Your objective: In the listing, locate the line containing "Transcribe this image's", then quote it and all following lines exactly. Omit pictures.

Task material:
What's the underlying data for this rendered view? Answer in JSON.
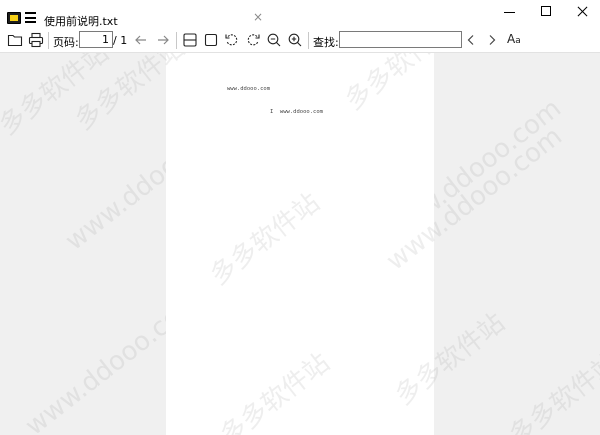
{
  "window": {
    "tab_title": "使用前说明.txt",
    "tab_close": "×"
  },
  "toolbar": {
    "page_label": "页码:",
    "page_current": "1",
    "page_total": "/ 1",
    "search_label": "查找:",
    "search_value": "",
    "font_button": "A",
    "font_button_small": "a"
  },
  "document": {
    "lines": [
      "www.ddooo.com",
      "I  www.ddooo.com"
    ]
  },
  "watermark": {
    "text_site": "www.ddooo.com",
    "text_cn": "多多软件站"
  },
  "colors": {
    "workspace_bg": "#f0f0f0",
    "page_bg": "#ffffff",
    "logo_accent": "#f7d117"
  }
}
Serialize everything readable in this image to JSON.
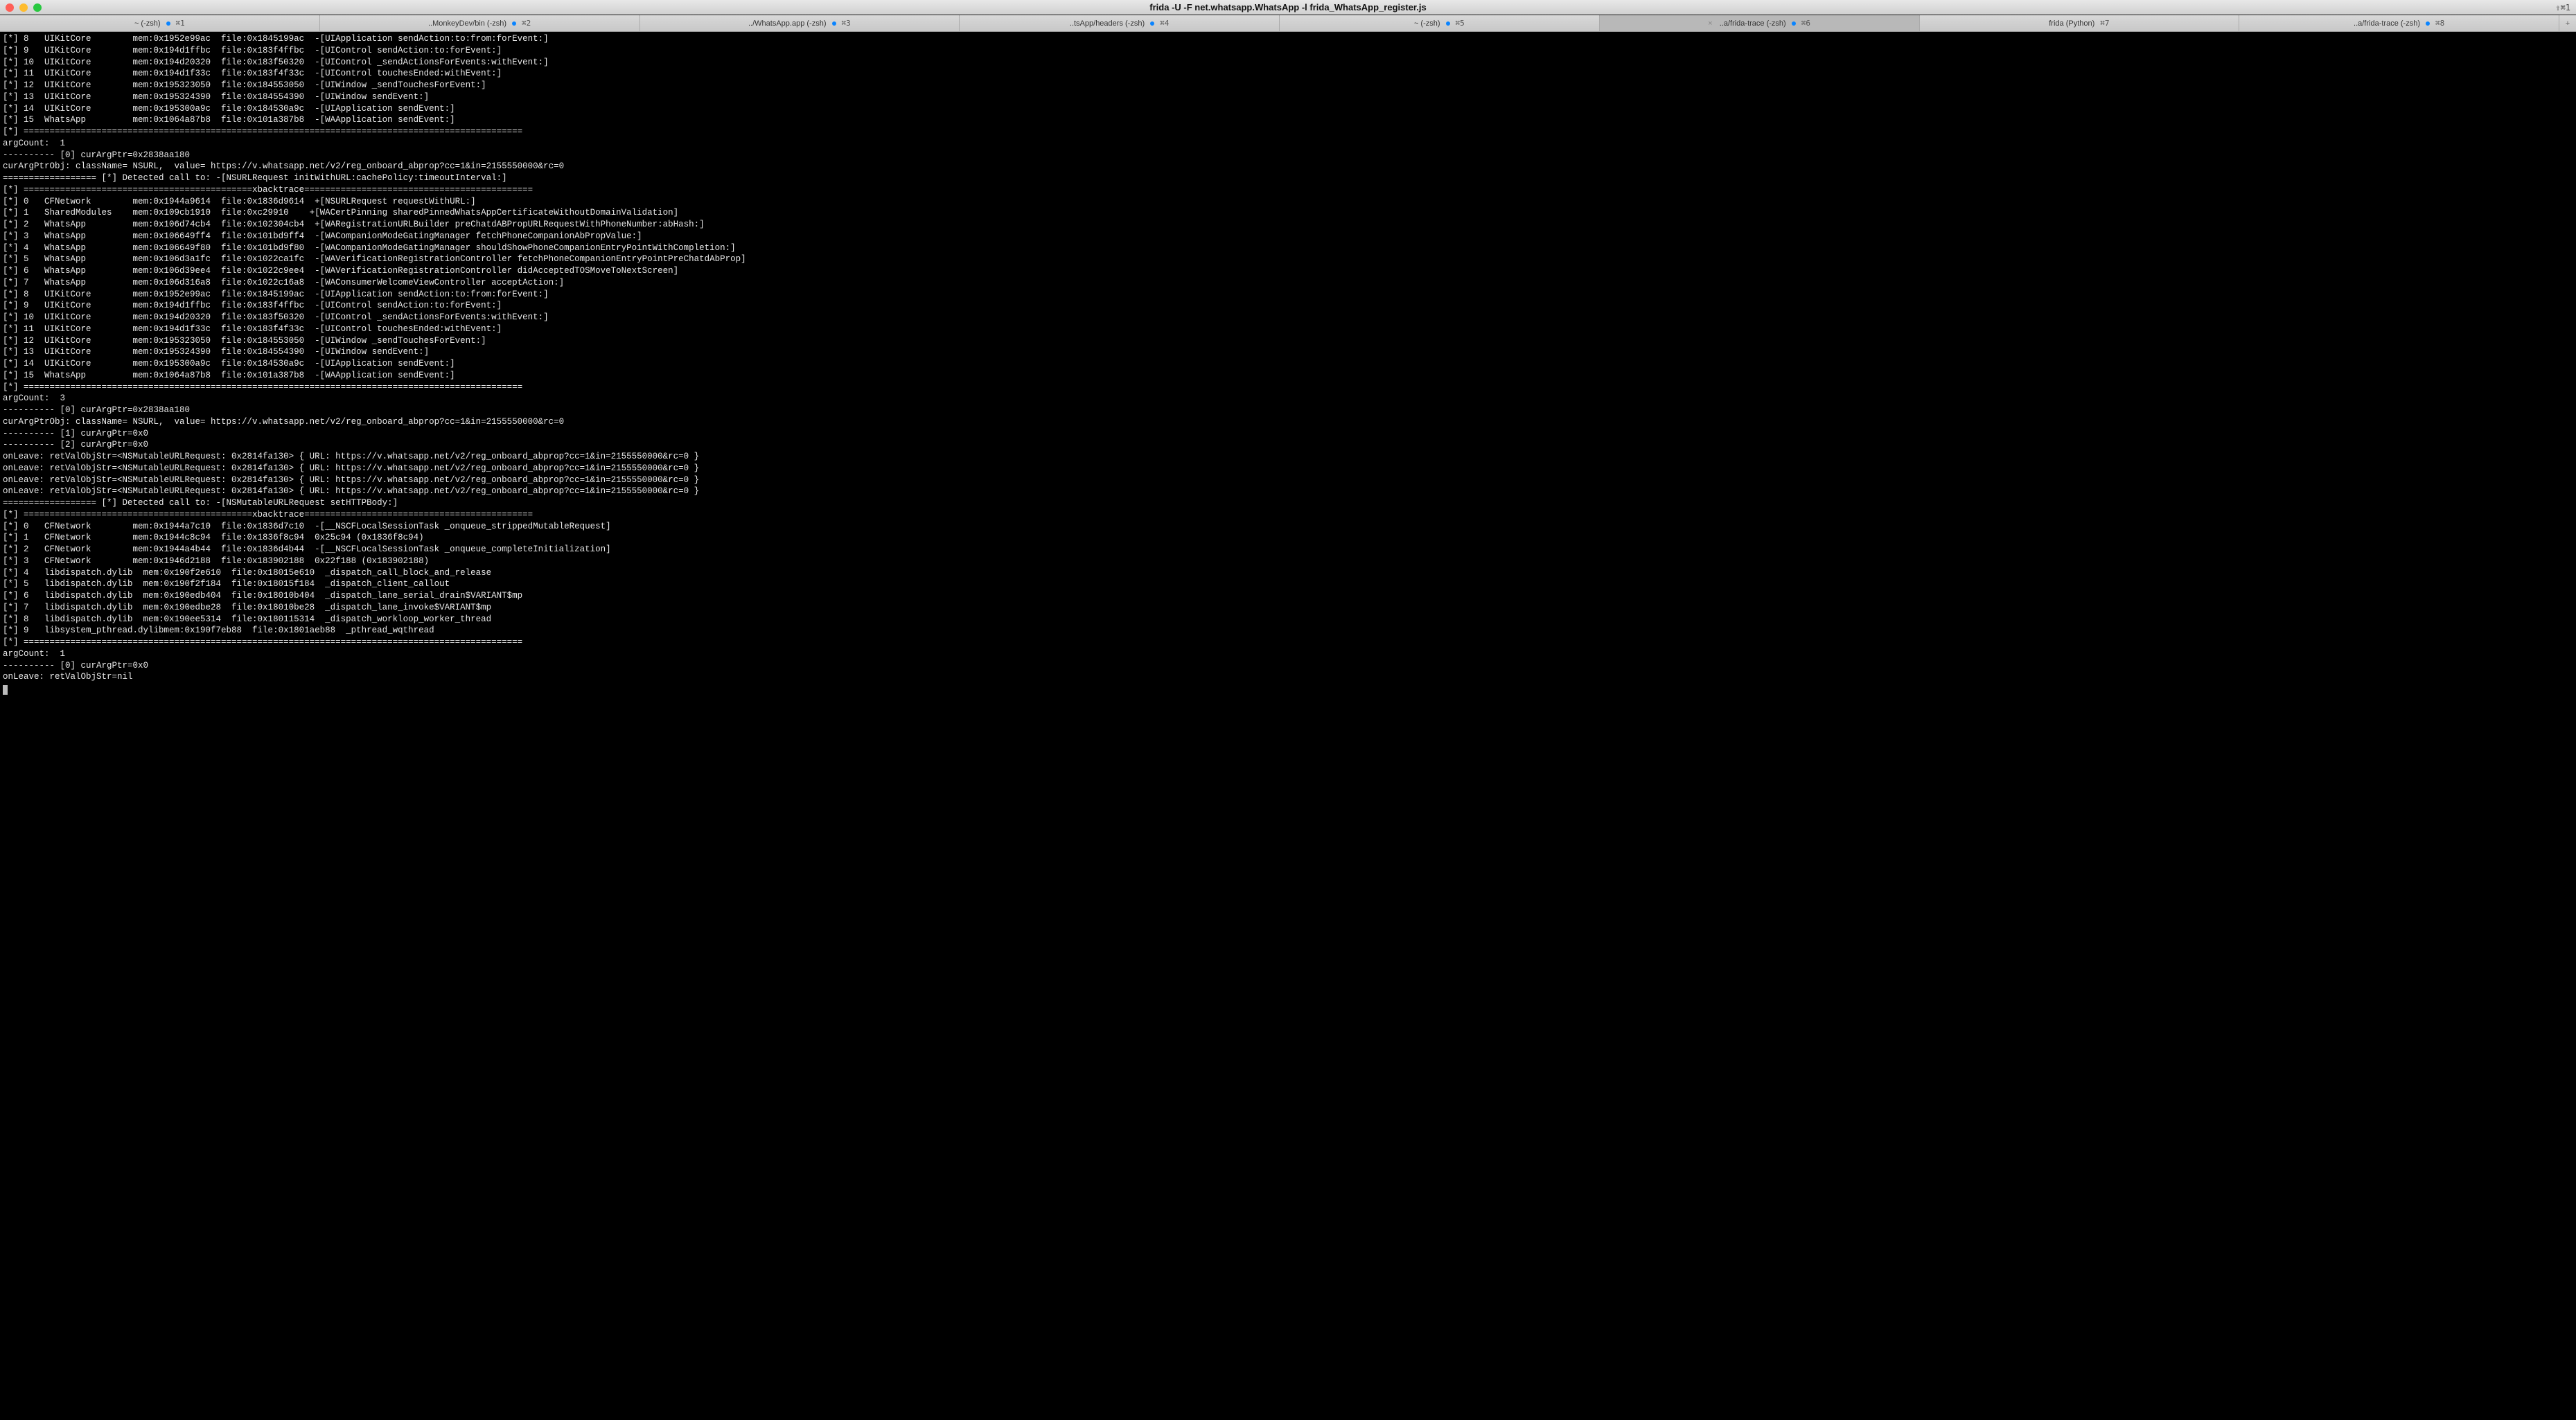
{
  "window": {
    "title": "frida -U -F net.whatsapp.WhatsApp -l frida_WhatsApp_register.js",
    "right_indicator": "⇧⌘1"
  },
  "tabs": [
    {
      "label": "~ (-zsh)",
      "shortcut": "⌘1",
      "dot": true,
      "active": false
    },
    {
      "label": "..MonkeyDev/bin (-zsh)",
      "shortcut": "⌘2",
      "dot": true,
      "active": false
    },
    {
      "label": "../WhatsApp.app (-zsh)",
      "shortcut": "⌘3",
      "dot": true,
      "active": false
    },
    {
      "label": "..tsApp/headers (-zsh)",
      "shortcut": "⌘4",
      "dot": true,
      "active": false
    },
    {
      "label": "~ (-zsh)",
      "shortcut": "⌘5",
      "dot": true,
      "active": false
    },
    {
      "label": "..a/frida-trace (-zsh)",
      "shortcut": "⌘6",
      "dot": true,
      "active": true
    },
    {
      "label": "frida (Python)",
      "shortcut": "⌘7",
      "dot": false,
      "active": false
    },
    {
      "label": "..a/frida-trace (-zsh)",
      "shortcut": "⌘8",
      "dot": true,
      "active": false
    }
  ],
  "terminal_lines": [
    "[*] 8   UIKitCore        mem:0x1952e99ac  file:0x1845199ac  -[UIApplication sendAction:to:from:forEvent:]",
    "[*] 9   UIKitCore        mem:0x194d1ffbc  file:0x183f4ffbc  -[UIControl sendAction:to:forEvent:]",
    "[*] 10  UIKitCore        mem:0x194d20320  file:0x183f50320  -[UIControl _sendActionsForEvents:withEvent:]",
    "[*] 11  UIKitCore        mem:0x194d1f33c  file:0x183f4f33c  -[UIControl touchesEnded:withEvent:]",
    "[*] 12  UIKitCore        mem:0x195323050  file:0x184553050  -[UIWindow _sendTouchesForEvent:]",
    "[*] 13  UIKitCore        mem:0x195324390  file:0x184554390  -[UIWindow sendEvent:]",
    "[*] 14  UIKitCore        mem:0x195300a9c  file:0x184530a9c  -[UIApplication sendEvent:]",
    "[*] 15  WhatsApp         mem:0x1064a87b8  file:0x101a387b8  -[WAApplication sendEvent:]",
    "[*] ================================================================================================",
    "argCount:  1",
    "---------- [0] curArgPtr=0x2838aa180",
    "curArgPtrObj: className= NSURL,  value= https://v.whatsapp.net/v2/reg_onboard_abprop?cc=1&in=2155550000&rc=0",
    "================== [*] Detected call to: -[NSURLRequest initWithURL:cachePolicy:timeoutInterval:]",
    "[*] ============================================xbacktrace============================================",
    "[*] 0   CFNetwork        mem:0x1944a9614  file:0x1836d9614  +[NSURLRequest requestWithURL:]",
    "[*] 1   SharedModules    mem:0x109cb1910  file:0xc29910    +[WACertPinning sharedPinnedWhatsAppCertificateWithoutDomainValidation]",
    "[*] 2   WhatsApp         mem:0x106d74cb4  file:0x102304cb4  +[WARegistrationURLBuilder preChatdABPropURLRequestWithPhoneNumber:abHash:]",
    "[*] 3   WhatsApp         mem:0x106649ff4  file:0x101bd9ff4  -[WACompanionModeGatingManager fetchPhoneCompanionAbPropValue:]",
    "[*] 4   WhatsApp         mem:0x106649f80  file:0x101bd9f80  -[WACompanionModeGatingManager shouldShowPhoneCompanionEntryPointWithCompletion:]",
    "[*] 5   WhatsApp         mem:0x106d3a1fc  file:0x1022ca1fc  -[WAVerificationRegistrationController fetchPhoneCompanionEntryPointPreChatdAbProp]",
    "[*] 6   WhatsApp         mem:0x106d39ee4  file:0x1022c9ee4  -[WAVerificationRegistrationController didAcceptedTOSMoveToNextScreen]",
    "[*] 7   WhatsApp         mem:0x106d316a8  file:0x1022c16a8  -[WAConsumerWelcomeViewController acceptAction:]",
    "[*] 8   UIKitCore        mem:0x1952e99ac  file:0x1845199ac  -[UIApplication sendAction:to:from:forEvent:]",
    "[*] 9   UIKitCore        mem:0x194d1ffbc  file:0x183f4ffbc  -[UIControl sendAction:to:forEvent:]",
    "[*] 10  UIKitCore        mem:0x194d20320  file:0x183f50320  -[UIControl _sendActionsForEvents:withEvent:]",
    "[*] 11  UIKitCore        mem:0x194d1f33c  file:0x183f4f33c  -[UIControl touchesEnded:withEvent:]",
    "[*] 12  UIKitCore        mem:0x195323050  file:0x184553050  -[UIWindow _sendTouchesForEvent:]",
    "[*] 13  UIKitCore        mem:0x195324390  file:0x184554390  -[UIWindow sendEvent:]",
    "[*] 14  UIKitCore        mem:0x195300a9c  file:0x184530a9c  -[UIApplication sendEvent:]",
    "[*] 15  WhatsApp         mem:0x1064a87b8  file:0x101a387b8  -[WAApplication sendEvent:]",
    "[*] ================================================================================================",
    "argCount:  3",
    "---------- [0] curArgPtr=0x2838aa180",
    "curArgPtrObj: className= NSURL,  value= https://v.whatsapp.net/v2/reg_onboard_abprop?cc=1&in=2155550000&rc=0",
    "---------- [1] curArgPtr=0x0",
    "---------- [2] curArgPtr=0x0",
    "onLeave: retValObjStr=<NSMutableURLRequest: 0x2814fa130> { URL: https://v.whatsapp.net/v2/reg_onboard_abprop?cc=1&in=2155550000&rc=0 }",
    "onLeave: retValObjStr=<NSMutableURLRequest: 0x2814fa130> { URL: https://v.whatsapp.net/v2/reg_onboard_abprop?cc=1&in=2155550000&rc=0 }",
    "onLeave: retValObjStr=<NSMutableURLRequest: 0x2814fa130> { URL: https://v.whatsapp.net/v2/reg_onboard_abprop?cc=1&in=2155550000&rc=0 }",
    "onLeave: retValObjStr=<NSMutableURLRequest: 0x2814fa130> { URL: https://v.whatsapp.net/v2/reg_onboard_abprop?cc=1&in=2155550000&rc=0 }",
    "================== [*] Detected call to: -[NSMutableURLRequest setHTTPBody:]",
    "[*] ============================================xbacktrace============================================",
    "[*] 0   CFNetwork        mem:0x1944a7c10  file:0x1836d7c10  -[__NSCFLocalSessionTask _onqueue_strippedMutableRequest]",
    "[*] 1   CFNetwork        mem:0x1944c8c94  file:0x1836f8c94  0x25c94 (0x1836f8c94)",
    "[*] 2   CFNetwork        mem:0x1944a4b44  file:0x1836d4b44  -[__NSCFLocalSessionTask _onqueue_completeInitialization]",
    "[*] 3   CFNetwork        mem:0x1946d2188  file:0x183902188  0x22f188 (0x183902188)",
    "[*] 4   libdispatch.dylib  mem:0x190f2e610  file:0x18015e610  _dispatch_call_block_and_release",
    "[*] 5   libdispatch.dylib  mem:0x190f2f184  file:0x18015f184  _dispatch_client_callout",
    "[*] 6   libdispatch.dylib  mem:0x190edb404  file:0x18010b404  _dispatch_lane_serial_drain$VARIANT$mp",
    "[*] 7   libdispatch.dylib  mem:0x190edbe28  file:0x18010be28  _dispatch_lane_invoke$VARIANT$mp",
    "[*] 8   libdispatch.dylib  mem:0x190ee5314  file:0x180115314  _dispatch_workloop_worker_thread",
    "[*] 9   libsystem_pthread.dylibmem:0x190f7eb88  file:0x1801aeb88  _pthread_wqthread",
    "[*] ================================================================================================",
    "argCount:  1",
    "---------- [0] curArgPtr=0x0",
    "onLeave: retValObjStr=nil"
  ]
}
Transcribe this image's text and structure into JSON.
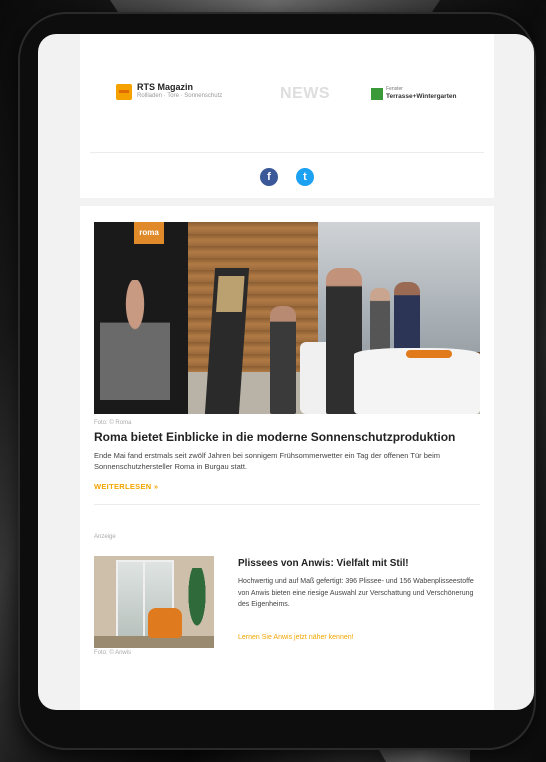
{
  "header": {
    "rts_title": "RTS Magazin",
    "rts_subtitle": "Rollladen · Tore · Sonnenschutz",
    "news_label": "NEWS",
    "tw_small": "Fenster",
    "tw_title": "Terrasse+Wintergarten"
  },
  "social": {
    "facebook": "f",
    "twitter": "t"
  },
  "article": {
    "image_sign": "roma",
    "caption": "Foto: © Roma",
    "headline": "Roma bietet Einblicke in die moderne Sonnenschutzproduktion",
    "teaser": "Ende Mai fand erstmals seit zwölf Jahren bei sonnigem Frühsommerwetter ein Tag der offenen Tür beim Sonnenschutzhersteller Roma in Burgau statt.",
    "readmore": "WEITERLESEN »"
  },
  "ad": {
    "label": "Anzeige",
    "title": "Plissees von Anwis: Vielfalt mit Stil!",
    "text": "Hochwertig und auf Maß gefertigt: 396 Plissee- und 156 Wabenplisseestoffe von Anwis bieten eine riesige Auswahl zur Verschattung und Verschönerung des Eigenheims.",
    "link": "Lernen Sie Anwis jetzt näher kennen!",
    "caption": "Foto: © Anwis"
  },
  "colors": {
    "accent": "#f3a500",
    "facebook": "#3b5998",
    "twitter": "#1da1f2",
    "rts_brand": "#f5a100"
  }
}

Answer to the task:
Transcribe this image's text and structure into JSON.
{
  "header": {
    "rts_title": "RTS Magazin",
    "rts_subtitle": "Rollladen · Tore · Sonnenschutz",
    "news_label": "NEWS",
    "tw_small": "Fenster",
    "tw_title": "Terrasse+Wintergarten"
  },
  "social": {
    "facebook": "f",
    "twitter": "t"
  },
  "article": {
    "image_sign": "roma",
    "caption": "Foto: © Roma",
    "headline": "Roma bietet Einblicke in die moderne Sonnenschutzproduktion",
    "teaser": "Ende Mai fand erstmals seit zwölf Jahren bei sonnigem Frühsommerwetter ein Tag der offenen Tür beim Sonnenschutzhersteller Roma in Burgau statt.",
    "readmore": "WEITERLESEN »"
  },
  "ad": {
    "label": "Anzeige",
    "title": "Plissees von Anwis: Vielfalt mit Stil!",
    "text": "Hochwertig und auf Maß gefertigt: 396 Plissee- und 156 Wabenplisseestoffe von Anwis bieten eine riesige Auswahl zur Verschattung und Verschönerung des Eigenheims.",
    "link": "Lernen Sie Anwis jetzt näher kennen!",
    "caption": "Foto: © Anwis"
  },
  "colors": {
    "accent": "#f3a500",
    "facebook": "#3b5998",
    "twitter": "#1da1f2",
    "rts_brand": "#f5a100"
  }
}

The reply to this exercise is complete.